**Saved entries**
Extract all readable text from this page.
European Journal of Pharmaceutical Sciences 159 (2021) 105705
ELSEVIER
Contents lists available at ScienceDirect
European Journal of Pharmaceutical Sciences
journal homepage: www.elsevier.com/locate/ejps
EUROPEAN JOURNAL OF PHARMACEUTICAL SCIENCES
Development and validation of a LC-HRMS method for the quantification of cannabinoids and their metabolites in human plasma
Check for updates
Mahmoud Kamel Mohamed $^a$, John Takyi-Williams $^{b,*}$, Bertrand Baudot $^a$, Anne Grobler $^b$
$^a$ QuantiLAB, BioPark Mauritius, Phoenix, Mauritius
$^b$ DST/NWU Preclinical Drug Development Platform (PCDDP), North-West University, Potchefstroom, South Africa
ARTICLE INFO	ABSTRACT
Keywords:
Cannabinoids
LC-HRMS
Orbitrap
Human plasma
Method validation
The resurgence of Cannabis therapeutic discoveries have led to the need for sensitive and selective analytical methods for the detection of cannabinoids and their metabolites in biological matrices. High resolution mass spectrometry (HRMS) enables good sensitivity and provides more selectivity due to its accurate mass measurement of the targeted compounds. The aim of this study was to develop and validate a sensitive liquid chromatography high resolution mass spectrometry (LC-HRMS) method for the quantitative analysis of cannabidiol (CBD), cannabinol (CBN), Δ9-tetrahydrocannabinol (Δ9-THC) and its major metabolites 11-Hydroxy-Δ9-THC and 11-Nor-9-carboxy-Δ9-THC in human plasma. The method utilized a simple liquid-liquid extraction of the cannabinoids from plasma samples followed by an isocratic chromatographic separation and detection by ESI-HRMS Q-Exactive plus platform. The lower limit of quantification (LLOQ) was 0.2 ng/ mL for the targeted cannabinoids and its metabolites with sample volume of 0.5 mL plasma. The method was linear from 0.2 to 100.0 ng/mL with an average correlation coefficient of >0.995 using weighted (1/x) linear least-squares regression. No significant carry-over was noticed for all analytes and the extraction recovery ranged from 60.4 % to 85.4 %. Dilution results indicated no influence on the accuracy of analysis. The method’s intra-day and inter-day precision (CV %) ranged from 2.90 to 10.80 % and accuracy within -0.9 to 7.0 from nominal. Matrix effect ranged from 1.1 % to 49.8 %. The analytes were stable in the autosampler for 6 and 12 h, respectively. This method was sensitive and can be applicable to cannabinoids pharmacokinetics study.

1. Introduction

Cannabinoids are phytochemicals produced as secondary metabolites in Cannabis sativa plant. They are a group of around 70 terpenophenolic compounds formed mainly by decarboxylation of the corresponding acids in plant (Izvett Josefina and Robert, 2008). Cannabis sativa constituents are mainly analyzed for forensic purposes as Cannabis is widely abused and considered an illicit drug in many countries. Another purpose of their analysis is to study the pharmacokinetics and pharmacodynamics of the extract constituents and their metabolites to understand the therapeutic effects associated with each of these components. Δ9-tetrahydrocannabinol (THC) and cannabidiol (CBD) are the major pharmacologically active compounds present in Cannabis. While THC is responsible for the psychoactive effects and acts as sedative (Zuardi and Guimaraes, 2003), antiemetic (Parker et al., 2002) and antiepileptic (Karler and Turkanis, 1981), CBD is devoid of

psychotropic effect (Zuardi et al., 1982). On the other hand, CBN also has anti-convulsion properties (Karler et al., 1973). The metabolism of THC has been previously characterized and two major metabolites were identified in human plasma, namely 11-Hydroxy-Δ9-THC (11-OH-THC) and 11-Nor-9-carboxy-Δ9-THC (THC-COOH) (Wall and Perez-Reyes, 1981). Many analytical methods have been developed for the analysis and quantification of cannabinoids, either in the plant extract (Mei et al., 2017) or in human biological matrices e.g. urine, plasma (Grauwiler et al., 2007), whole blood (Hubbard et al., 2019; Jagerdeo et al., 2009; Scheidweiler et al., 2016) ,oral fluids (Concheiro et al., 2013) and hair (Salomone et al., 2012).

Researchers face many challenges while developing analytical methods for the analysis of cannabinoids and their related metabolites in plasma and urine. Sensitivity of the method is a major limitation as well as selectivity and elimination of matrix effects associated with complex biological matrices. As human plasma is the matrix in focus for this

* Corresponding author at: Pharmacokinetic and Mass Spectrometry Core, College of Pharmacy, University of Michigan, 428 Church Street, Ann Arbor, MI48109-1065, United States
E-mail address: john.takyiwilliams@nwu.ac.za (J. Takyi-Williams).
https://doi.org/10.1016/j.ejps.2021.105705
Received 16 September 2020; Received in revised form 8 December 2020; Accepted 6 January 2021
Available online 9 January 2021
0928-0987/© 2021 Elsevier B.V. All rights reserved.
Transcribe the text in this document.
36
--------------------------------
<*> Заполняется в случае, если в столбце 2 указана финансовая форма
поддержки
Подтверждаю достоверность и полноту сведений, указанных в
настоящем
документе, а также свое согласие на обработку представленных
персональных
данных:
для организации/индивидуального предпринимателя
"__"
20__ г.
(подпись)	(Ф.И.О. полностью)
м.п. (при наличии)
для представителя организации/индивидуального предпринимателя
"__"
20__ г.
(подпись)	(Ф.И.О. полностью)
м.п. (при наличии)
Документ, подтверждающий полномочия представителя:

**STATED GOAL**
Filter the entries above down to the lines containing the word "validation".

**ANSWER TO THIS PROBLEM**
Development and validation of a LC-HRMS method for the quantification of cannabinoids and their metabolites in human plasma
Method validation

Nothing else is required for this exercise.